• **WHAT THE TASK ASKS**
The listing below should be printed exactly, every line of it. Skip the pictures.

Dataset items
** Begin **

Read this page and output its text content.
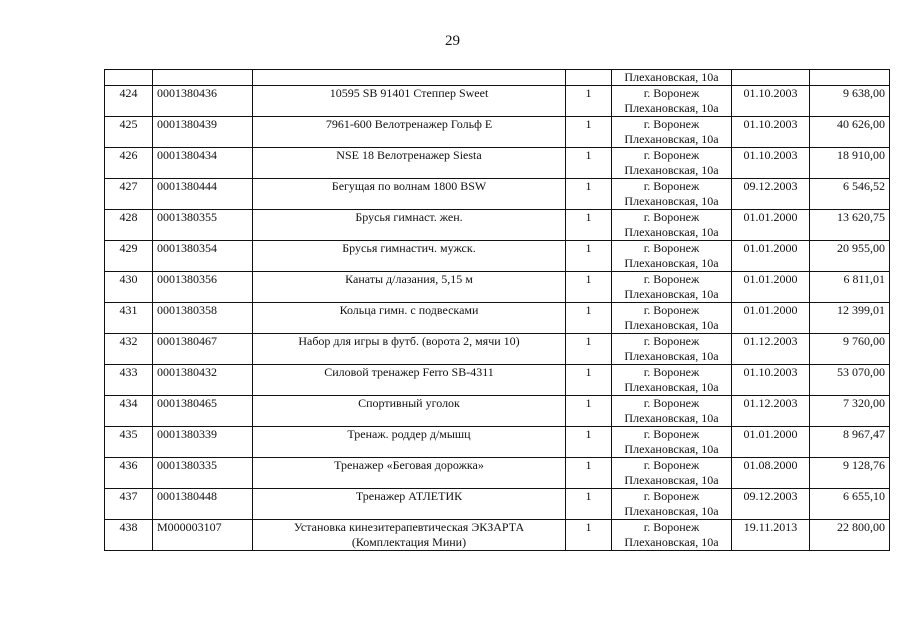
29
				Плехановская, 10а		

424	0001380436	10595 SB 91401 Степпер Sweet	1	г. Воронеж
Плехановская, 10а	01.10.2003	9 638,00

425	0001380439	7961-600 Велотренажер Гольф Е	1	г. Воронеж
Плехановская, 10а	01.10.2003	40 626,00

426	0001380434	NSE 18 Велотренажер Siesta	1	г. Воронеж
Плехановская, 10а	01.10.2003	18 910,00

427	0001380444	Бегущая по волнам 1800 BSW	1	г. Воронеж
Плехановская, 10а	09.12.2003	6 546,52

428	0001380355	Брусья гимнаст. жен.	1	г. Воронеж
Плехановская, 10а	01.01.2000	13 620,75

429	0001380354	Брусья гимнастич. мужск.	1	г. Воронеж
Плехановская, 10а	01.01.2000	20 955,00

430	0001380356	Канаты д/лазания, 5,15 м	1	г. Воронеж
Плехановская, 10а	01.01.2000	6 811,01

431	0001380358	Кольца гимн. с подвесками	1	г. Воронеж
Плехановская, 10а	01.01.2000	12 399,01

432	0001380467	Набор для игры в футб. (ворота 2, мячи 10)	1	г. Воронеж
Плехановская, 10а	01.12.2003	9 760,00

433	0001380432	Силовой тренажер Ferro SB-4311	1	г. Воронеж
Плехановская, 10а	01.10.2003	53 070,00

434	0001380465	Спортивный уголок	1	г. Воронеж
Плехановская, 10а	01.12.2003	7 320,00

435	0001380339	Тренаж. роддер д/мышц	1	г. Воронеж
Плехановская, 10а	01.01.2000	8 967,47

436	0001380335	Тренажер «Беговая дорожка»	1	г. Воронеж
Плехановская, 10а	01.08.2000	9 128,76

437	0001380448	Тренажер АТЛЕТИК	1	г. Воронеж
Плехановская, 10а	09.12.2003	6 655,10

438	М000003107	Установка кинезитерапевтическая ЭКЗАРТА
(Комплектация Мини)	1	г. Воронеж
Плехановская, 10а	19.11.2013	22 800,00
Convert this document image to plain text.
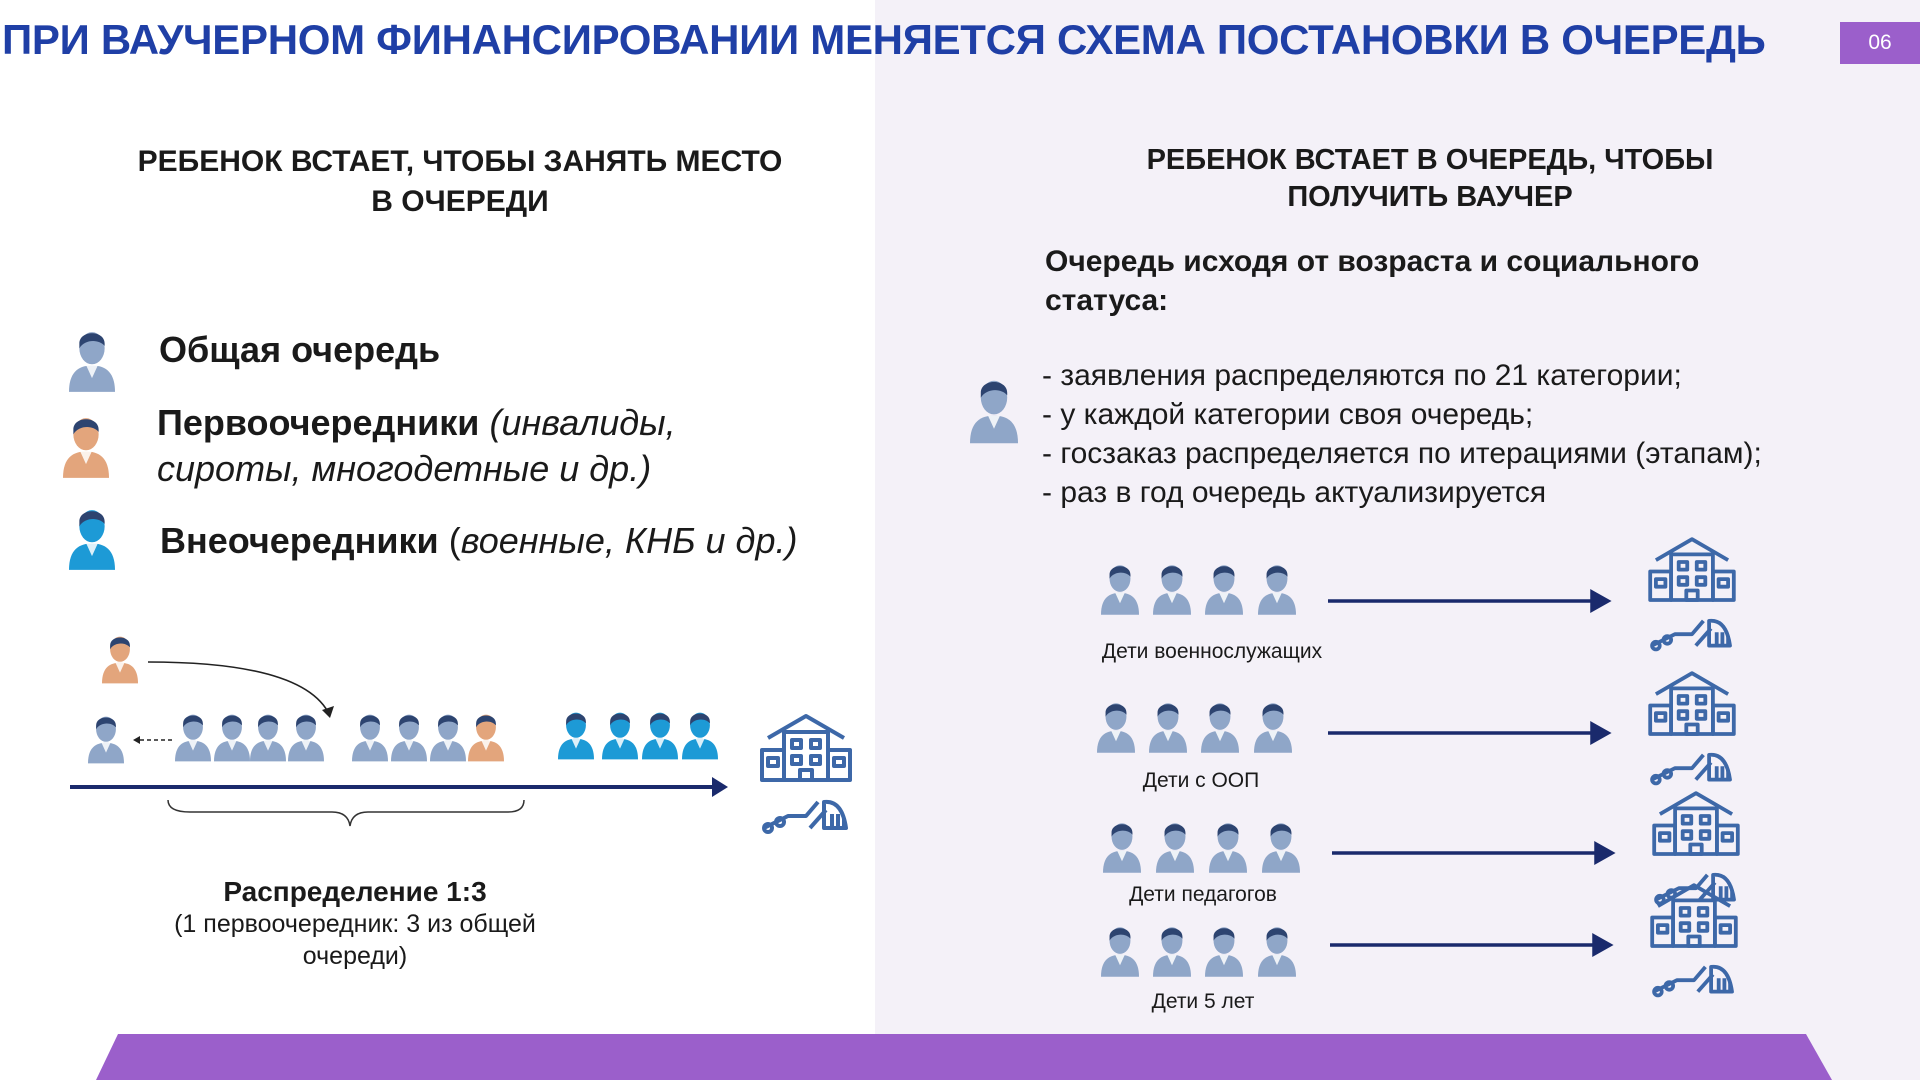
ПРИ ВАУЧЕРНОМ ФИНАНСИРОВАНИИ МЕНЯЕТСЯ СХЕМА ПОСТАНОВКИ В ОЧЕРЕДЬ	06
РЕБЕНОК ВСТАЕТ, ЧТОБЫ ЗАНЯТЬ МЕСТО
В ОЧЕРЕДИ
РЕБЕНОК ВСТАЕТ В ОЧЕРЕДЬ, ЧТОБЫ
ПОЛУЧИТЬ ВАУЧЕР
Общая очередь
Первоочередники (инвалиды,
сироты, многодетные и др.)
Внеочередники (военные, КНБ и др.)
Распределение 1:3
(1 первоочередник: 3 из общей
очереди)
Очередь исходя от возраста и социального
статуса:
- заявления распределяются по 21 категории;
- у каждой категории своя очередь;
- госзаказ распределяется по итерациями (этапам);
- раз в год очередь актуализируется
Дети военнослужащих
Дети с ООП
Дети педагогов
Дети 5 лет
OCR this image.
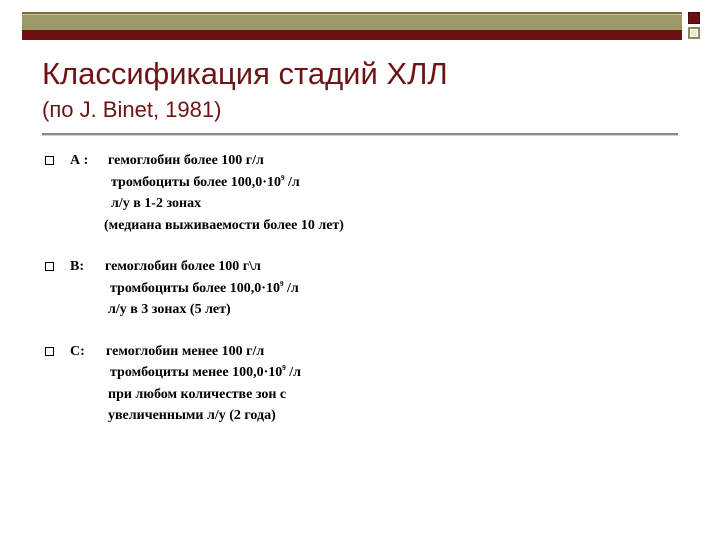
Классификация стадий ХЛЛ
(по J. Binet, 1981)
А : гемоглобин более 100 г/л
тромбоциты более $100,0\cdot 10^9$ /л
л/у в 1-2 зонах
(медиана выживаемости более 10 лет)
В: гемоглобин более 100 г\л
тромбоциты более $100,0\cdot 10^9$ /л
л/у в 3 зонах (5 лет)
С: гемоглобин менее 100 г/л
тромбоциты менее $100,0\cdot 10^9$ /л
при любом количестве зон с
увеличенными л/у (2 года)
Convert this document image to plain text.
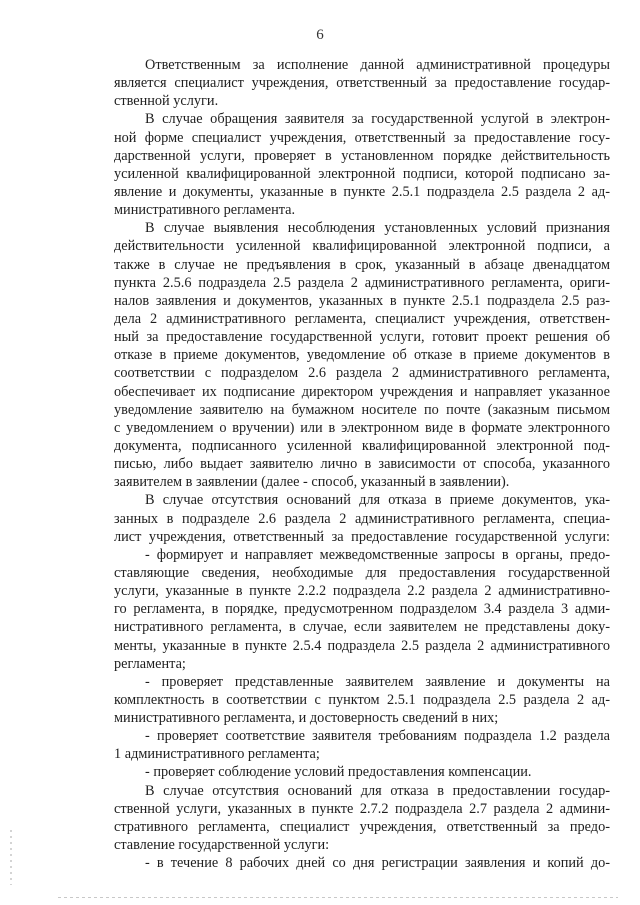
6
Ответственным за исполнение данной административной процедуры
является специалист учреждения, ответственный за предоставление государ-
ственной услуги.
В случае обращения заявителя за государственной услугой в электрон-
ной форме специалист учреждения, ответственный за предоставление госу-
дарственной услуги, проверяет в установленном порядке действительность
усиленной квалифицированной электронной подписи, которой подписано за-
явление и документы, указанные в пункте 2.5.1 подраздела 2.5 раздела 2 ад-
министративного регламента.
В случае выявления несоблюдения установленных условий признания
действительности усиленной квалифицированной электронной подписи, а
также в случае не предъявления в срок, указанный в абзаце двенадцатом
пункта 2.5.6 подраздела 2.5 раздела 2 административного регламента, ориги-
налов заявления и документов, указанных в пункте 2.5.1 подраздела 2.5 раз-
дела 2 административного регламента, специалист учреждения, ответствен-
ный за предоставление государственной услуги, готовит проект решения об
отказе в приеме документов, уведомление об отказе в приеме документов в
соответствии с подразделом 2.6 раздела 2 административного регламента,
обеспечивает их подписание директором учреждения и направляет указанное
уведомление заявителю на бумажном носителе по почте (заказным письмом
с уведомлением о вручении) или в электронном виде в формате электронного
документа, подписанного усиленной квалифицированной электронной под-
писью, либо выдает заявителю лично в зависимости от способа, указанного
заявителем в заявлении (далее - способ, указанный в заявлении).
В случае отсутствия оснований для отказа в приеме документов, ука-
занных в подразделе 2.6 раздела 2 административного регламента, специа-
лист учреждения, ответственный за предоставление государственной услуги:
- формирует и направляет межведомственные запросы в органы, предо-
ставляющие сведения, необходимые для предоставления государственной
услуги, указанные в пункте 2.2.2 подраздела 2.2 раздела 2 административно-
го регламента, в порядке, предусмотренном подразделом 3.4 раздела 3 адми-
нистративного регламента, в случае, если заявителем не представлены доку-
менты, указанные в пункте 2.5.4 подраздела 2.5 раздела 2 административного
регламента;
- проверяет представленные заявителем заявление и документы на
комплектность в соответствии с пунктом 2.5.1 подраздела 2.5 раздела 2 ад-
министративного регламента, и достоверность сведений в них;
- проверяет соответствие заявителя требованиям подраздела 1.2 раздела
1 административного регламента;
- проверяет соблюдение условий предоставления компенсации.
В случае отсутствия оснований для отказа в предоставлении государ-
ственной услуги, указанных в пункте 2.7.2 подраздела 2.7 раздела 2 админи-
стративного регламента, специалист учреждения, ответственный за предо-
ставление государственной услуги:
- в течение 8 рабочих дней со дня регистрации заявления и копий до-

** End **

• **RESPONSE**
Read this page and output its text content.
29
				Плехановская, 10а		

424	0001380436	10595 SB 91401 Степпер Sweet	1	г. Воронеж
Плехановская, 10а	01.10.2003	9 638,00

425	0001380439	7961-600 Велотренажер Гольф Е	1	г. Воронеж
Плехановская, 10а	01.10.2003	40 626,00

426	0001380434	NSE 18 Велотренажер Siesta	1	г. Воронеж
Плехановская, 10а	01.10.2003	18 910,00

427	0001380444	Бегущая по волнам 1800 BSW	1	г. Воронеж
Плехановская, 10а	09.12.2003	6 546,52

428	0001380355	Брусья гимнаст. жен.	1	г. Воронеж
Плехановская, 10а	01.01.2000	13 620,75

429	0001380354	Брусья гимнастич. мужск.	1	г. Воронеж
Плехановская, 10а	01.01.2000	20 955,00

430	0001380356	Канаты д/лазания, 5,15 м	1	г. Воронеж
Плехановская, 10а	01.01.2000	6 811,01

431	0001380358	Кольца гимн. с подвесками	1	г. Воронеж
Плехановская, 10а	01.01.2000	12 399,01

432	0001380467	Набор для игры в футб. (ворота 2, мячи 10)	1	г. Воронеж
Плехановская, 10а	01.12.2003	9 760,00

433	0001380432	Силовой тренажер Ferro SB-4311	1	г. Воронеж
Плехановская, 10а	01.10.2003	53 070,00

434	0001380465	Спортивный уголок	1	г. Воронеж
Плехановская, 10а	01.12.2003	7 320,00

435	0001380339	Тренаж. роддер д/мышц	1	г. Воронеж
Плехановская, 10а	01.01.2000	8 967,47

436	0001380335	Тренажер «Беговая дорожка»	1	г. Воронеж
Плехановская, 10а	01.08.2000	9 128,76

437	0001380448	Тренажер АТЛЕТИК	1	г. Воронеж
Плехановская, 10а	09.12.2003	6 655,10

438	М000003107	Установка кинезитерапевтическая ЭКЗАРТА
(Комплектация Мини)	1	г. Воронеж
Плехановская, 10а	19.11.2013	22 800,00
Convert this document image to plain text.
ПРИ ВАУЧЕРНОМ ФИНАНСИРОВАНИИ МЕНЯЕТСЯ СХЕМА ПОСТАНОВКИ В ОЧЕРЕДЬ	06
РЕБЕНОК ВСТАЕТ, ЧТОБЫ ЗАНЯТЬ МЕСТО
В ОЧЕРЕДИ
РЕБЕНОК ВСТАЕТ В ОЧЕРЕДЬ, ЧТОБЫ
ПОЛУЧИТЬ ВАУЧЕР
Общая очередь
Первоочередники (инвалиды,
сироты, многодетные и др.)
Внеочередники (военные, КНБ и др.)
Распределение 1:3
(1 первоочередник: 3 из общей
очереди)
Очередь исходя от возраста и социального
статуса:
- заявления распределяются по 21 категории;
- у каждой категории своя очередь;
- госзаказ распределяется по итерациями (этапам);
- раз в год очередь актуализируется
Дети военнослужащих
Дети с ООП
Дети педагогов
Дети 5 лет
OCR this image.
Классификация стадий ХЛЛ
(по J. Binet, 1981)
А : гемоглобин более 100 г/л
тромбоциты более $100,0\cdot 10^9$ /л
л/у в 1-2 зонах
(медиана выживаемости более 10 лет)
В: гемоглобин более 100 г\л
тромбоциты более $100,0\cdot 10^9$ /л
л/у в 3 зонах (5 лет)
С: гемоглобин менее 100 г/л
тромбоциты менее $100,0\cdot 10^9$ /л
при любом количестве зон с
увеличенными л/у (2 года)
Convert this document image to plain text.
6
Ответственным за исполнение данной административной процедуры
является специалист учреждения, ответственный за предоставление государ-
ственной услуги.
В случае обращения заявителя за государственной услугой в электрон-
ной форме специалист учреждения, ответственный за предоставление госу-
дарственной услуги, проверяет в установленном порядке действительность
усиленной квалифицированной электронной подписи, которой подписано за-
явление и документы, указанные в пункте 2.5.1 подраздела 2.5 раздела 2 ад-
министративного регламента.
В случае выявления несоблюдения установленных условий признания
действительности усиленной квалифицированной электронной подписи, а
также в случае не предъявления в срок, указанный в абзаце двенадцатом
пункта 2.5.6 подраздела 2.5 раздела 2 административного регламента, ориги-
налов заявления и документов, указанных в пункте 2.5.1 подраздела 2.5 раз-
дела 2 административного регламента, специалист учреждения, ответствен-
ный за предоставление государственной услуги, готовит проект решения об
отказе в приеме документов, уведомление об отказе в приеме документов в
соответствии с подразделом 2.6 раздела 2 административного регламента,
обеспечивает их подписание директором учреждения и направляет указанное
уведомление заявителю на бумажном носителе по почте (заказным письмом
с уведомлением о вручении) или в электронном виде в формате электронного
документа, подписанного усиленной квалифицированной электронной под-
писью, либо выдает заявителю лично в зависимости от способа, указанного
заявителем в заявлении (далее - способ, указанный в заявлении).
В случае отсутствия оснований для отказа в приеме документов, ука-
занных в подразделе 2.6 раздела 2 административного регламента, специа-
лист учреждения, ответственный за предоставление государственной услуги:
- формирует и направляет межведомственные запросы в органы, предо-
ставляющие сведения, необходимые для предоставления государственной
услуги, указанные в пункте 2.2.2 подраздела 2.2 раздела 2 административно-
го регламента, в порядке, предусмотренном подразделом 3.4 раздела 3 адми-
нистративного регламента, в случае, если заявителем не представлены доку-
менты, указанные в пункте 2.5.4 подраздела 2.5 раздела 2 административного
регламента;
- проверяет представленные заявителем заявление и документы на
комплектность в соответствии с пунктом 2.5.1 подраздела 2.5 раздела 2 ад-
министративного регламента, и достоверность сведений в них;
- проверяет соответствие заявителя требованиям подраздела 1.2 раздела
1 административного регламента;
- проверяет соблюдение условий предоставления компенсации.
В случае отсутствия оснований для отказа в предоставлении государ-
ственной услуги, указанных в пункте 2.7.2 подраздела 2.7 раздела 2 админи-
стративного регламента, специалист учреждения, ответственный за предо-
ставление государственной услуги:
- в течение 8 рабочих дней со дня регистрации заявления и копий до-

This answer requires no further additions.